Requirement |
Copy out each line below that has the word "JSON" in it.

Data rows |

■ ■ ■ ■ ■ ■ ■

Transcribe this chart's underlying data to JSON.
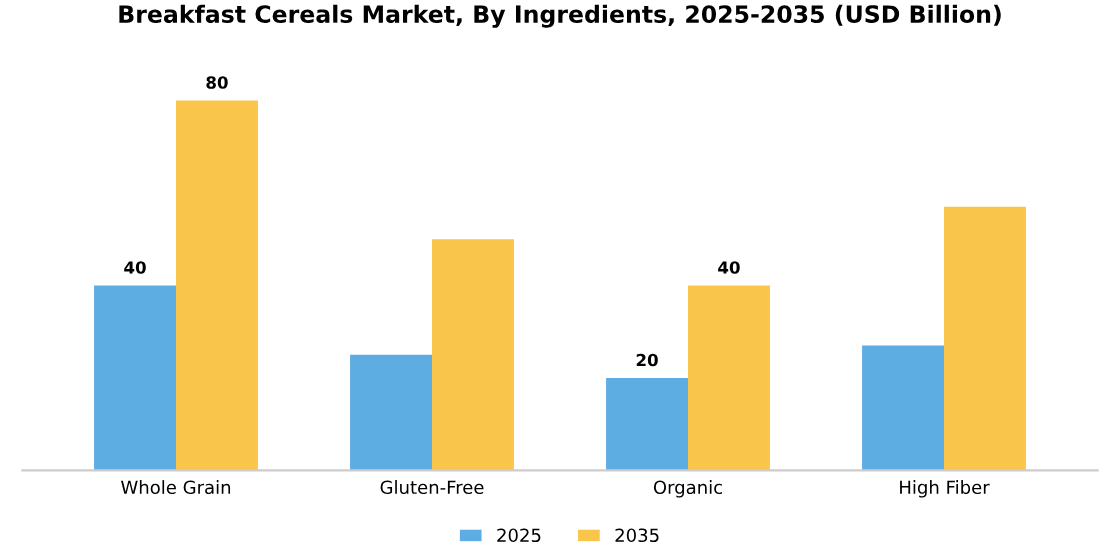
{
  "chart_data": {
    "type": "bar",
    "title": "Breakfast Cereals Market, By Ingredients, 2025-2035 (USD Billion)",
    "categories": [
      "Whole Grain",
      "Gluten-Free",
      "Organic",
      "High Fiber"
    ],
    "series": [
      {
        "name": "2025",
        "color": "#5dade2",
        "values": [
          40,
          25,
          20,
          27
        ],
        "value_labels": [
          "40",
          null,
          "20",
          null
        ]
      },
      {
        "name": "2035",
        "color": "#f9c54a",
        "values": [
          80,
          50,
          40,
          57
        ],
        "value_labels": [
          "80",
          null,
          "40",
          null
        ]
      }
    ],
    "legend": "bottom"
  }
}
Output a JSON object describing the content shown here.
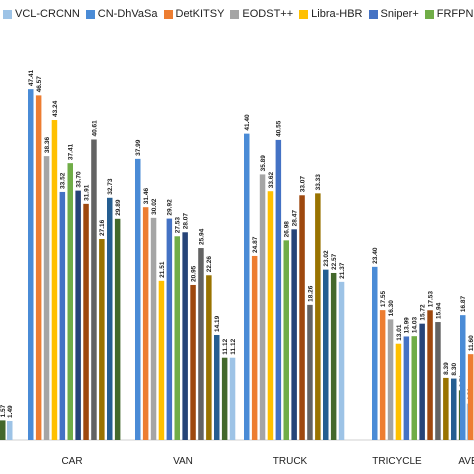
{
  "chart_data": {
    "type": "bar",
    "categories": [
      "CAR",
      "VAN",
      "TRUCK",
      "TRICYCLE",
      "AVE"
    ],
    "legend_position": "top",
    "grid": false,
    "ylim": [
      0,
      50
    ],
    "series": [
      {
        "name": "VCL-CRCNN",
        "color": "#9dc3e6",
        "values": [
          null,
          11.12,
          21.37,
          4.91,
          null
        ]
      },
      {
        "name": "CN-DhVaSa",
        "color": "#4a8bd6",
        "values": [
          47.41,
          37.99,
          41.4,
          23.4,
          16.87
        ]
      },
      {
        "name": "DetKITSY",
        "color": "#ed7d31",
        "values": [
          46.57,
          31.46,
          24.87,
          17.55,
          11.6
        ]
      },
      {
        "name": "EODST++",
        "color": "#a5a5a5",
        "values": [
          38.36,
          30.02,
          35.89,
          16.3,
          null
        ]
      },
      {
        "name": "Libra-HBR",
        "color": "#ffc000",
        "values": [
          43.24,
          21.51,
          33.62,
          13.01,
          null
        ]
      },
      {
        "name": "Sniper+",
        "color": "#4472c4",
        "values": [
          33.52,
          29.92,
          40.55,
          13.99,
          null
        ]
      },
      {
        "name": "FRFPN",
        "color": "#70ad47",
        "values": [
          37.41,
          27.53,
          26.98,
          14.03,
          null
        ]
      },
      {
        "name": "",
        "color": "#264478",
        "values": [
          33.7,
          28.07,
          28.47,
          15.72,
          null
        ]
      },
      {
        "name": "",
        "color": "#9e480e",
        "values": [
          31.91,
          20.95,
          33.07,
          17.53,
          null
        ]
      },
      {
        "name": "",
        "color": "#636363",
        "values": [
          40.61,
          25.94,
          18.26,
          15.94,
          null
        ]
      },
      {
        "name": "",
        "color": "#997300",
        "values": [
          27.16,
          22.26,
          33.33,
          8.39,
          null
        ]
      },
      {
        "name": "",
        "color": "#255e91",
        "values": [
          32.73,
          14.19,
          23.02,
          8.3,
          null
        ]
      },
      {
        "name": "",
        "color": "#43682b",
        "values": [
          29.89,
          11.12,
          22.57,
          6.71,
          null
        ]
      }
    ],
    "partial_left_labels": [
      "1.57",
      "1.49"
    ]
  }
}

■ ■ ■ ■ ■ ■ ■

Answer to the problem |
Transcribe this chart's underlying data to JSON.
Output a JSON object describing the content shown here.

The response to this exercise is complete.